Task prompt:
Your task is to reproduce the material exactly.

(Entries taken from a collection)
================
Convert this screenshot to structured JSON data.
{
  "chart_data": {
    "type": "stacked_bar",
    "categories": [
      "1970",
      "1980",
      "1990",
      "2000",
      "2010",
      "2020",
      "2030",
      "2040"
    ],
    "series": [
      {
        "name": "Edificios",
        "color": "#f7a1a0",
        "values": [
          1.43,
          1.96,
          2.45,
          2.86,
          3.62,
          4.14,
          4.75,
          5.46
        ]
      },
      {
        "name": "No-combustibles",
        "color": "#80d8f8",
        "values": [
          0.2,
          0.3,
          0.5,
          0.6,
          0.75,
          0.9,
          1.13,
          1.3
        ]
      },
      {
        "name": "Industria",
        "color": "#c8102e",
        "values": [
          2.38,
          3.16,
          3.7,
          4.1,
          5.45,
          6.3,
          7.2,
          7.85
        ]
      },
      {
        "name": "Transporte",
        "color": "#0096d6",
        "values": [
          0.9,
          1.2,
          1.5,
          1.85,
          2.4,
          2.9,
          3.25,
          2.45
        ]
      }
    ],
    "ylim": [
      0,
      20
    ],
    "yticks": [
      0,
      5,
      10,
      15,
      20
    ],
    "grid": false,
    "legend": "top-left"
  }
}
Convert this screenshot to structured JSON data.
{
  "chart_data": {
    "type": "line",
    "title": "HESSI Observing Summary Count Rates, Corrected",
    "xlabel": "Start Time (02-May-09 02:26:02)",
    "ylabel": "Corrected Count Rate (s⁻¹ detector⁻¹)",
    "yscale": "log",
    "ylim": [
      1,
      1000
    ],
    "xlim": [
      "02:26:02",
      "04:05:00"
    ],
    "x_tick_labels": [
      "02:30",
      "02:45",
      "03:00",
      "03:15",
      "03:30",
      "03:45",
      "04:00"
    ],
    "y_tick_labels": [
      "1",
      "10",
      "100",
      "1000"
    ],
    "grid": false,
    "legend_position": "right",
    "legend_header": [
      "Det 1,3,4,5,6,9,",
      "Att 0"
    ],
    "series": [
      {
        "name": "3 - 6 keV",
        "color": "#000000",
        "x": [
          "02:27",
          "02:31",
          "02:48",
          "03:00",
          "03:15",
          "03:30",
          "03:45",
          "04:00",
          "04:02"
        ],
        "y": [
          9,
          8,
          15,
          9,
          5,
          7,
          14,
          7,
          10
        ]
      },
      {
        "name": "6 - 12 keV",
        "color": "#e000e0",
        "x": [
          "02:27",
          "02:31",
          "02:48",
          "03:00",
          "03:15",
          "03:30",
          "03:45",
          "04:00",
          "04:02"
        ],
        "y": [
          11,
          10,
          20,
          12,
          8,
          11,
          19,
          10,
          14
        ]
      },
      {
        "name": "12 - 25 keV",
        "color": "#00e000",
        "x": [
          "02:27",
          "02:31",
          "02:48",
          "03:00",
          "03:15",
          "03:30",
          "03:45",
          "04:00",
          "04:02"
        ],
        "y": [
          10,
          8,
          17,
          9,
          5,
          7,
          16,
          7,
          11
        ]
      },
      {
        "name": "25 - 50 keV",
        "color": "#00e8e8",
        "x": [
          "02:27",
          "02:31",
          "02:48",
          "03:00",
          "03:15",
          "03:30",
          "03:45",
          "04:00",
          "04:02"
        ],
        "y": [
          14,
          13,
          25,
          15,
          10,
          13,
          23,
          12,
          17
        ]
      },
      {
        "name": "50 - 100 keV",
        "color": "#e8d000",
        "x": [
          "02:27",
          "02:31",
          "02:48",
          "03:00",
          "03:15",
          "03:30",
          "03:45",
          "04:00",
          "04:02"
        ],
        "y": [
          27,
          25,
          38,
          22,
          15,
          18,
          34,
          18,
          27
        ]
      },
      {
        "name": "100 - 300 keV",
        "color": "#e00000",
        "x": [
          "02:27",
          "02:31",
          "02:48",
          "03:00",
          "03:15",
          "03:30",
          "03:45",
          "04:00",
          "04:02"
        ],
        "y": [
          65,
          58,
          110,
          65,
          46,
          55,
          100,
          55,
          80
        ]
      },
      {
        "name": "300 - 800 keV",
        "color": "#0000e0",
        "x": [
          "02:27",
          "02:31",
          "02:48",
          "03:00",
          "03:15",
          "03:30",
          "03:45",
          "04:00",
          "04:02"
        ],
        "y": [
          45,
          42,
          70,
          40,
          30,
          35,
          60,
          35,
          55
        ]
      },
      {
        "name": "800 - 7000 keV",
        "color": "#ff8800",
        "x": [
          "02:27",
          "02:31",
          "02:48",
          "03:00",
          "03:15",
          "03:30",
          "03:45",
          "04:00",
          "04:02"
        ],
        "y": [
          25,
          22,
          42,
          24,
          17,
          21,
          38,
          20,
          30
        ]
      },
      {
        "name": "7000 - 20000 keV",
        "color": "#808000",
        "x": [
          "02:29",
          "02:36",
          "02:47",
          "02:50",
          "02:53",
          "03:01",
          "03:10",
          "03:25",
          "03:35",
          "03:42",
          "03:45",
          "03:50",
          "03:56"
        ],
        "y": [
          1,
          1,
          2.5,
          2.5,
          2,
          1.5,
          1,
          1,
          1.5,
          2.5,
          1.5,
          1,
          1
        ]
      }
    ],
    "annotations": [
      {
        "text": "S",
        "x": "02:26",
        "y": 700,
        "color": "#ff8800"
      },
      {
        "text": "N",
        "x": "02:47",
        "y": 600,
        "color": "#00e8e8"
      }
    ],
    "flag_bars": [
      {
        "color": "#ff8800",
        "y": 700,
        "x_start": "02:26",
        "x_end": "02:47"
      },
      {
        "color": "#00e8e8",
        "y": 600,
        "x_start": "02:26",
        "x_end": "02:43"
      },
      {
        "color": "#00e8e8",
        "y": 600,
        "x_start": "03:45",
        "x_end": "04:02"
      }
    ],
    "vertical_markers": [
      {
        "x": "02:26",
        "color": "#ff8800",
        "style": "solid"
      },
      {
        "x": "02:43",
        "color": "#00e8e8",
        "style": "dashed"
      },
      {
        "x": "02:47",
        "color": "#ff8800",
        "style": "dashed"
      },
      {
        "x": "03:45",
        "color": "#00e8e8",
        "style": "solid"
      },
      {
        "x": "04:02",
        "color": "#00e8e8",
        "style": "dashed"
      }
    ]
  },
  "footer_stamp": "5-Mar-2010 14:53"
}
================
Result for this exercise:
Convert this screenshot to structured JSON data.
{
  "chart_data": {
    "type": "stacked_bar",
    "categories": [
      "1970",
      "1980",
      "1990",
      "2000",
      "2010",
      "2020",
      "2030",
      "2040"
    ],
    "series": [
      {
        "name": "Edificios",
        "color": "#f7a1a0",
        "values": [
          1.43,
          1.96,
          2.45,
          2.86,
          3.62,
          4.14,
          4.75,
          5.46
        ]
      },
      {
        "name": "No-combustibles",
        "color": "#80d8f8",
        "values": [
          0.2,
          0.3,
          0.5,
          0.6,
          0.75,
          0.9,
          1.13,
          1.3
        ]
      },
      {
        "name": "Industria",
        "color": "#c8102e",
        "values": [
          2.38,
          3.16,
          3.7,
          4.1,
          5.45,
          6.3,
          7.2,
          7.85
        ]
      },
      {
        "name": "Transporte",
        "color": "#0096d6",
        "values": [
          0.9,
          1.2,
          1.5,
          1.85,
          2.4,
          2.9,
          3.25,
          2.45
        ]
      }
    ],
    "ylim": [
      0,
      20
    ],
    "yticks": [
      0,
      5,
      10,
      15,
      20
    ],
    "grid": false,
    "legend": "top-left"
  }
}
Convert this screenshot to structured JSON data.
{
  "chart_data": {
    "type": "line",
    "title": "HESSI Observing Summary Count Rates, Corrected",
    "xlabel": "Start Time (02-May-09 02:26:02)",
    "ylabel": "Corrected Count Rate (s⁻¹ detector⁻¹)",
    "yscale": "log",
    "ylim": [
      1,
      1000
    ],
    "xlim": [
      "02:26:02",
      "04:05:00"
    ],
    "x_tick_labels": [
      "02:30",
      "02:45",
      "03:00",
      "03:15",
      "03:30",
      "03:45",
      "04:00"
    ],
    "y_tick_labels": [
      "1",
      "10",
      "100",
      "1000"
    ],
    "grid": false,
    "legend_position": "right",
    "legend_header": [
      "Det 1,3,4,5,6,9,",
      "Att 0"
    ],
    "series": [
      {
        "name": "3 - 6 keV",
        "color": "#000000",
        "x": [
          "02:27",
          "02:31",
          "02:48",
          "03:00",
          "03:15",
          "03:30",
          "03:45",
          "04:00",
          "04:02"
        ],
        "y": [
          9,
          8,
          15,
          9,
          5,
          7,
          14,
          7,
          10
        ]
      },
      {
        "name": "6 - 12 keV",
        "color": "#e000e0",
        "x": [
          "02:27",
          "02:31",
          "02:48",
          "03:00",
          "03:15",
          "03:30",
          "03:45",
          "04:00",
          "04:02"
        ],
        "y": [
          11,
          10,
          20,
          12,
          8,
          11,
          19,
          10,
          14
        ]
      },
      {
        "name": "12 - 25 keV",
        "color": "#00e000",
        "x": [
          "02:27",
          "02:31",
          "02:48",
          "03:00",
          "03:15",
          "03:30",
          "03:45",
          "04:00",
          "04:02"
        ],
        "y": [
          10,
          8,
          17,
          9,
          5,
          7,
          16,
          7,
          11
        ]
      },
      {
        "name": "25 - 50 keV",
        "color": "#00e8e8",
        "x": [
          "02:27",
          "02:31",
          "02:48",
          "03:00",
          "03:15",
          "03:30",
          "03:45",
          "04:00",
          "04:02"
        ],
        "y": [
          14,
          13,
          25,
          15,
          10,
          13,
          23,
          12,
          17
        ]
      },
      {
        "name": "50 - 100 keV",
        "color": "#e8d000",
        "x": [
          "02:27",
          "02:31",
          "02:48",
          "03:00",
          "03:15",
          "03:30",
          "03:45",
          "04:00",
          "04:02"
        ],
        "y": [
          27,
          25,
          38,
          22,
          15,
          18,
          34,
          18,
          27
        ]
      },
      {
        "name": "100 - 300 keV",
        "color": "#e00000",
        "x": [
          "02:27",
          "02:31",
          "02:48",
          "03:00",
          "03:15",
          "03:30",
          "03:45",
          "04:00",
          "04:02"
        ],
        "y": [
          65,
          58,
          110,
          65,
          46,
          55,
          100,
          55,
          80
        ]
      },
      {
        "name": "300 - 800 keV",
        "color": "#0000e0",
        "x": [
          "02:27",
          "02:31",
          "02:48",
          "03:00",
          "03:15",
          "03:30",
          "03:45",
          "04:00",
          "04:02"
        ],
        "y": [
          45,
          42,
          70,
          40,
          30,
          35,
          60,
          35,
          55
        ]
      },
      {
        "name": "800 - 7000 keV",
        "color": "#ff8800",
        "x": [
          "02:27",
          "02:31",
          "02:48",
          "03:00",
          "03:15",
          "03:30",
          "03:45",
          "04:00",
          "04:02"
        ],
        "y": [
          25,
          22,
          42,
          24,
          17,
          21,
          38,
          20,
          30
        ]
      },
      {
        "name": "7000 - 20000 keV",
        "color": "#808000",
        "x": [
          "02:29",
          "02:36",
          "02:47",
          "02:50",
          "02:53",
          "03:01",
          "03:10",
          "03:25",
          "03:35",
          "03:42",
          "03:45",
          "03:50",
          "03:56"
        ],
        "y": [
          1,
          1,
          2.5,
          2.5,
          2,
          1.5,
          1,
          1,
          1.5,
          2.5,
          1.5,
          1,
          1
        ]
      }
    ],
    "annotations": [
      {
        "text": "S",
        "x": "02:26",
        "y": 700,
        "color": "#ff8800"
      },
      {
        "text": "N",
        "x": "02:47",
        "y": 600,
        "color": "#00e8e8"
      }
    ],
    "flag_bars": [
      {
        "color": "#ff8800",
        "y": 700,
        "x_start": "02:26",
        "x_end": "02:47"
      },
      {
        "color": "#00e8e8",
        "y": 600,
        "x_start": "02:26",
        "x_end": "02:43"
      },
      {
        "color": "#00e8e8",
        "y": 600,
        "x_start": "03:45",
        "x_end": "04:02"
      }
    ],
    "vertical_markers": [
      {
        "x": "02:26",
        "color": "#ff8800",
        "style": "solid"
      },
      {
        "x": "02:43",
        "color": "#00e8e8",
        "style": "dashed"
      },
      {
        "x": "02:47",
        "color": "#ff8800",
        "style": "dashed"
      },
      {
        "x": "03:45",
        "color": "#00e8e8",
        "style": "solid"
      },
      {
        "x": "04:02",
        "color": "#00e8e8",
        "style": "dashed"
      }
    ]
  },
  "footer_stamp": "5-Mar-2010 14:53"
}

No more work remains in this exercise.